Data items
=====

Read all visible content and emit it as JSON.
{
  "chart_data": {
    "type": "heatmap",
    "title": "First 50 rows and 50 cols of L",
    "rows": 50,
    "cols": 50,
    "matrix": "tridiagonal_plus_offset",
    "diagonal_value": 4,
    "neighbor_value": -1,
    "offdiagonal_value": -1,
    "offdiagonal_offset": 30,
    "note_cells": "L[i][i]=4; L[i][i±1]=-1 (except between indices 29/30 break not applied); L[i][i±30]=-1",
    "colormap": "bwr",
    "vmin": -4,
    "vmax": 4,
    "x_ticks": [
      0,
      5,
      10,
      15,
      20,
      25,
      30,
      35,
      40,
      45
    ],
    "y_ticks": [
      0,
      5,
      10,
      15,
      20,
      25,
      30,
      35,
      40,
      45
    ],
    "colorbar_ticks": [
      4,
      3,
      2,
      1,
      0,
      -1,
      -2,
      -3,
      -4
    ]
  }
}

=====

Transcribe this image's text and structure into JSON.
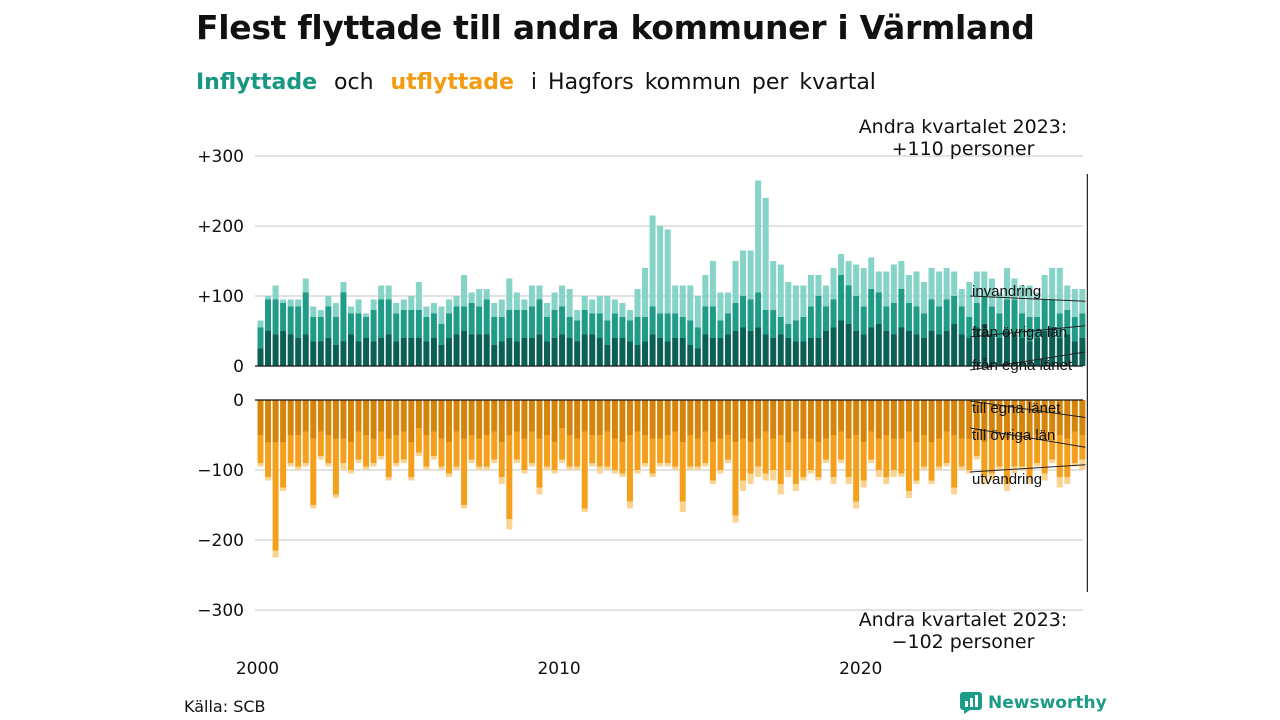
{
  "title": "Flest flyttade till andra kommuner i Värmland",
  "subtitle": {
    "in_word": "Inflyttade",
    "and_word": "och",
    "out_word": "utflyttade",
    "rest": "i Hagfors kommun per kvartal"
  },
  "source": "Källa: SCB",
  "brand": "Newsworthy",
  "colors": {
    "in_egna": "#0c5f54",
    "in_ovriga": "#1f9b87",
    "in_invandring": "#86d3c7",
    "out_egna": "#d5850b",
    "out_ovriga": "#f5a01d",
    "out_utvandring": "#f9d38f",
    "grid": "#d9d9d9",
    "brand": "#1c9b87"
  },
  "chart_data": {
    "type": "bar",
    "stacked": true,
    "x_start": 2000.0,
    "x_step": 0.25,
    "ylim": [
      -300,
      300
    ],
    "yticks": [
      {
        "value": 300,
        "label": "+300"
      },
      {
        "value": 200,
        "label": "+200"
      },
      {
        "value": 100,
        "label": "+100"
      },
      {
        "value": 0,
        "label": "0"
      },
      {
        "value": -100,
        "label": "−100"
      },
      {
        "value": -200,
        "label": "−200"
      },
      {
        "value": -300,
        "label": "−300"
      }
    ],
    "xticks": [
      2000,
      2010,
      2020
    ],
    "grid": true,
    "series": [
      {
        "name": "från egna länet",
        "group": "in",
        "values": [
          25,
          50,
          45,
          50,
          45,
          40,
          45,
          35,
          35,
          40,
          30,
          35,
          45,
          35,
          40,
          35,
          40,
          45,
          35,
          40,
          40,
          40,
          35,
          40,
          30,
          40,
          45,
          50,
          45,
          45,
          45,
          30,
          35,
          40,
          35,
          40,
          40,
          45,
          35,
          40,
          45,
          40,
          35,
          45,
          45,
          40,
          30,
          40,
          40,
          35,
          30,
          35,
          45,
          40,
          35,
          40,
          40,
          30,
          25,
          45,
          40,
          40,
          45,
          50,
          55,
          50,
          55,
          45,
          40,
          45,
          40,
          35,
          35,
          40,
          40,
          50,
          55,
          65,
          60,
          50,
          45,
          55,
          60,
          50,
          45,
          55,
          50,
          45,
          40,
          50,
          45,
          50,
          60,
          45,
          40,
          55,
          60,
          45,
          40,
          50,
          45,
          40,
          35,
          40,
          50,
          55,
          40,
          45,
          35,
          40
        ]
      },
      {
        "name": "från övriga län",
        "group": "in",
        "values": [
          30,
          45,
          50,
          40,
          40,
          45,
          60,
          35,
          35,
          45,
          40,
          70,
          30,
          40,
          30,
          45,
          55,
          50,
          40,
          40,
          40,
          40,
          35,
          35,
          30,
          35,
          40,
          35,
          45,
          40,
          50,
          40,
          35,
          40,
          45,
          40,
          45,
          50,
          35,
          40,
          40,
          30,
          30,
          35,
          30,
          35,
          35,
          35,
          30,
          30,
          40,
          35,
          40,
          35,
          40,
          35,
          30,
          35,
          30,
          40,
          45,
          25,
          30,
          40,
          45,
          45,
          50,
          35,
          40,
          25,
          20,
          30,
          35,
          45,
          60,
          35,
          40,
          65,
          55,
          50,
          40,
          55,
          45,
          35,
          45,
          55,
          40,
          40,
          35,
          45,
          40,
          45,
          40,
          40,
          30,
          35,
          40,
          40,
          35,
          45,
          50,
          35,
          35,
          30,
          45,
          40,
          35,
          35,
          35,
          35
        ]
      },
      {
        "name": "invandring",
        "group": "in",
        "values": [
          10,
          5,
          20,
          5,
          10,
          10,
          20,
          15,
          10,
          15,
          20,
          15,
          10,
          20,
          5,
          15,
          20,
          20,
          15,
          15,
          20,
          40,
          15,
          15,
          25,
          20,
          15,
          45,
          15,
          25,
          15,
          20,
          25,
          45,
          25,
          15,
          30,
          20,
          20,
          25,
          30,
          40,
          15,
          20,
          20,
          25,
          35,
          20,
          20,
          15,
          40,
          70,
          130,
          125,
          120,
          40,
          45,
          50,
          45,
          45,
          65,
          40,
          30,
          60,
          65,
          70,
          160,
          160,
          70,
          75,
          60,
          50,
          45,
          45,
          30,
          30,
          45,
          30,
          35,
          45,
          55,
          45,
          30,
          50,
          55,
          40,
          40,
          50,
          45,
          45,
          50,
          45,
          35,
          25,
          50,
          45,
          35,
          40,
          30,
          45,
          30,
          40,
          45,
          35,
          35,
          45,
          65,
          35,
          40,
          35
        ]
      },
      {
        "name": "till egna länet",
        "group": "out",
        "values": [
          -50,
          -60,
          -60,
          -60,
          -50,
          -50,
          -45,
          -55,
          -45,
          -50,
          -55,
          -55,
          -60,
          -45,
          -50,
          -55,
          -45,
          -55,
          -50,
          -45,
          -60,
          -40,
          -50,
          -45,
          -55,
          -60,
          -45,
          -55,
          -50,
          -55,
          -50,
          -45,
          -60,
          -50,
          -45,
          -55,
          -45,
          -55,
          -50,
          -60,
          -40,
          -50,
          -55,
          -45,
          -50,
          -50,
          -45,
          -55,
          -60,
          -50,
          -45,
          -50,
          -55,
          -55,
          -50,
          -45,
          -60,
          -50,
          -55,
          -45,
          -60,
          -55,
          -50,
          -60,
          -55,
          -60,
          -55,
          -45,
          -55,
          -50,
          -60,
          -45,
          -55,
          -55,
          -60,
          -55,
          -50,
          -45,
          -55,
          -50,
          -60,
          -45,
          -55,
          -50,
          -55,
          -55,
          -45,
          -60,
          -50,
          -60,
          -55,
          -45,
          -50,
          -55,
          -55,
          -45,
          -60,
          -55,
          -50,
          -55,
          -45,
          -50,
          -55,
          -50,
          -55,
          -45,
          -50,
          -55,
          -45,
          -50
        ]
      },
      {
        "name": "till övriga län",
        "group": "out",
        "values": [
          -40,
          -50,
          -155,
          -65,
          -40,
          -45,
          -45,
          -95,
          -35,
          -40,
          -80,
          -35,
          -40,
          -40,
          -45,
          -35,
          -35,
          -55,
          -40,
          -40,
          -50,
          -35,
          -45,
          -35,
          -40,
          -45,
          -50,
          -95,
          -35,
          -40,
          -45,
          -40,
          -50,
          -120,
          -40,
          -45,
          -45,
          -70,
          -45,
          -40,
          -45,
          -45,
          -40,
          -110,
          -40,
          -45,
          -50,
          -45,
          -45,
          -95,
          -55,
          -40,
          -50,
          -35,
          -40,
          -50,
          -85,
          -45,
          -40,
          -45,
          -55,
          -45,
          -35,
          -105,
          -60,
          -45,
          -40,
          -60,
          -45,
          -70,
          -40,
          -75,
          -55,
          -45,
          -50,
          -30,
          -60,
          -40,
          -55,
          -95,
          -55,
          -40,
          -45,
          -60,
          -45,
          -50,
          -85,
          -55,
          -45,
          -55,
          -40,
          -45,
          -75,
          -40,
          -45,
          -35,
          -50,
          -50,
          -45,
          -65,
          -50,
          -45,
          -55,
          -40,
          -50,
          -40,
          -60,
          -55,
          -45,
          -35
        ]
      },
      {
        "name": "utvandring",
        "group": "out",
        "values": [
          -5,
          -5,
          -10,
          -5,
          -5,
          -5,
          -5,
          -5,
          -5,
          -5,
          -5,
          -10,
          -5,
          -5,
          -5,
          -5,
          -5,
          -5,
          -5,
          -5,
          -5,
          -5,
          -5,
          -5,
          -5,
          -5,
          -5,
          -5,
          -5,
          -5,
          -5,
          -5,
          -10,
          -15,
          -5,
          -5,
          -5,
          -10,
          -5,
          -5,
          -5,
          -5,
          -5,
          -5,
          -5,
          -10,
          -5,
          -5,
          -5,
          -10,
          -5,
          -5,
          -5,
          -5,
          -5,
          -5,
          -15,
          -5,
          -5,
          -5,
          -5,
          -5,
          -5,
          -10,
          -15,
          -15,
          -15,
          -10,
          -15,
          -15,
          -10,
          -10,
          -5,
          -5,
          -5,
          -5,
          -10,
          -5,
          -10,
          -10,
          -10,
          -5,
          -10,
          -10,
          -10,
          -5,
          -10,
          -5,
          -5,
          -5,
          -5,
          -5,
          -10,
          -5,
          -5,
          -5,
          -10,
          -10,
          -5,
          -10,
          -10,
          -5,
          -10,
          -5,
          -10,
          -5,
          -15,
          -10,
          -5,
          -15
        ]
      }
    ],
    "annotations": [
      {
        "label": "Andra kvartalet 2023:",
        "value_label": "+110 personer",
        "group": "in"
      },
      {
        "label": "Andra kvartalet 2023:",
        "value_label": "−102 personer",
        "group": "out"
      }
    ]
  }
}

=====

• **Exercise details**: In the listing, find every line containing the word "name" and list it.

• **The result**:
        "name": "från egna länet",
        "name": "från övriga län",
        "name": "invandring",
        "name": "till egna länet",
        "name": "till övriga län",
        "name": "utvandring",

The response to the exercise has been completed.